> **The problem**: Output the material word for word. Leave each picture out.

> **Dataset entries**:
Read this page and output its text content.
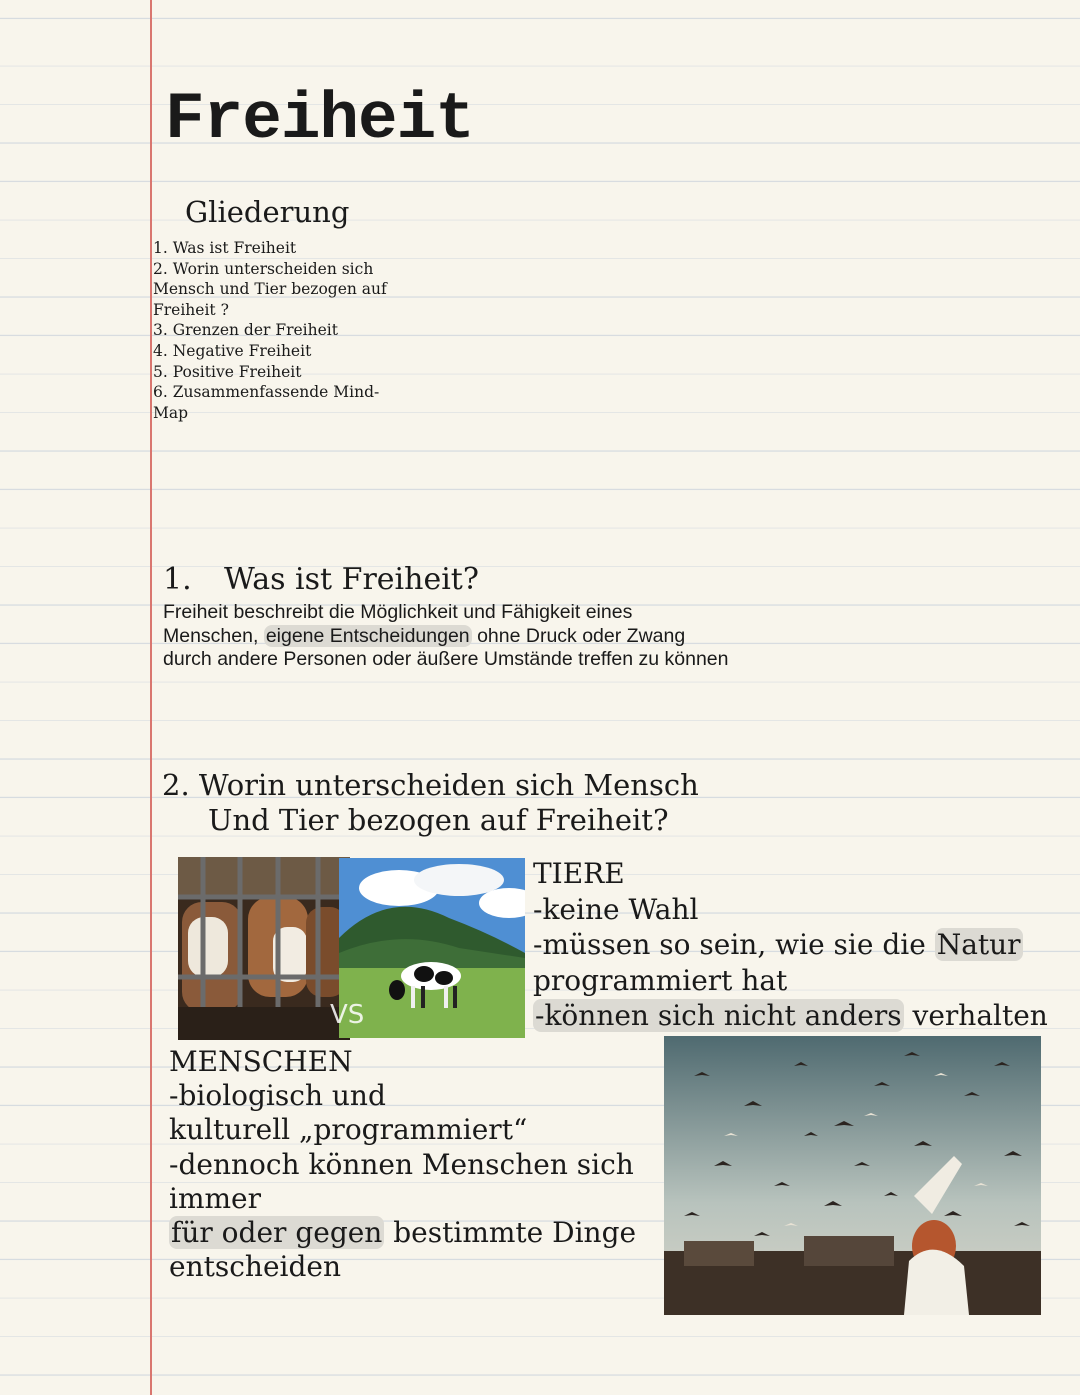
Freiheit
Gliederung
1. Was ist Freiheit
2. Worin unterscheiden sich Mensch und Tier bezogen auf Freiheit ?
3. Grenzen der Freiheit
4. Negative Freiheit
5. Positive Freiheit
6. Zusammenfassende Mind-Map
1. Was ist Freiheit?
Freiheit beschreibt die Möglichkeit und Fähigkeit eines Menschen, eigene Entscheidungen ohne Druck oder Zwang durch andere Personen oder äußere Umstände treffen zu können
2. Worin unterscheiden sich Mensch
Und Tier bezogen auf Freiheit?
VS
TIERE
-keine Wahl
-müssen so sein, wie sie die Natur
programmiert hat
-können sich nicht anders verhalten
MENSCHEN
-biologisch und
kulturell „programmiert“
-dennoch können Menschen sich
immer
für oder gegen bestimmte Dinge
entscheiden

> **Solution**:
Read this page and output its text content.
Freiheit
Gliederung
1. Was ist Freiheit
2. Worin unterscheiden sich Mensch und Tier bezogen auf Freiheit ?
3. Grenzen der Freiheit
4. Negative Freiheit
5. Positive Freiheit
6. Zusammenfassende Mind-Map
1. Was ist Freiheit?
Freiheit beschreibt die Möglichkeit und Fähigkeit eines Menschen, eigene Entscheidungen ohne Druck oder Zwang durch andere Personen oder äußere Umstände treffen zu können
2. Worin unterscheiden sich Mensch
Und Tier bezogen auf Freiheit?
VS
TIERE
-keine Wahl
-müssen so sein, wie sie die Natur
programmiert hat
-können sich nicht anders verhalten
MENSCHEN
-biologisch und
kulturell „programmiert“
-dennoch können Menschen sich
immer
für oder gegen bestimmte Dinge
entscheiden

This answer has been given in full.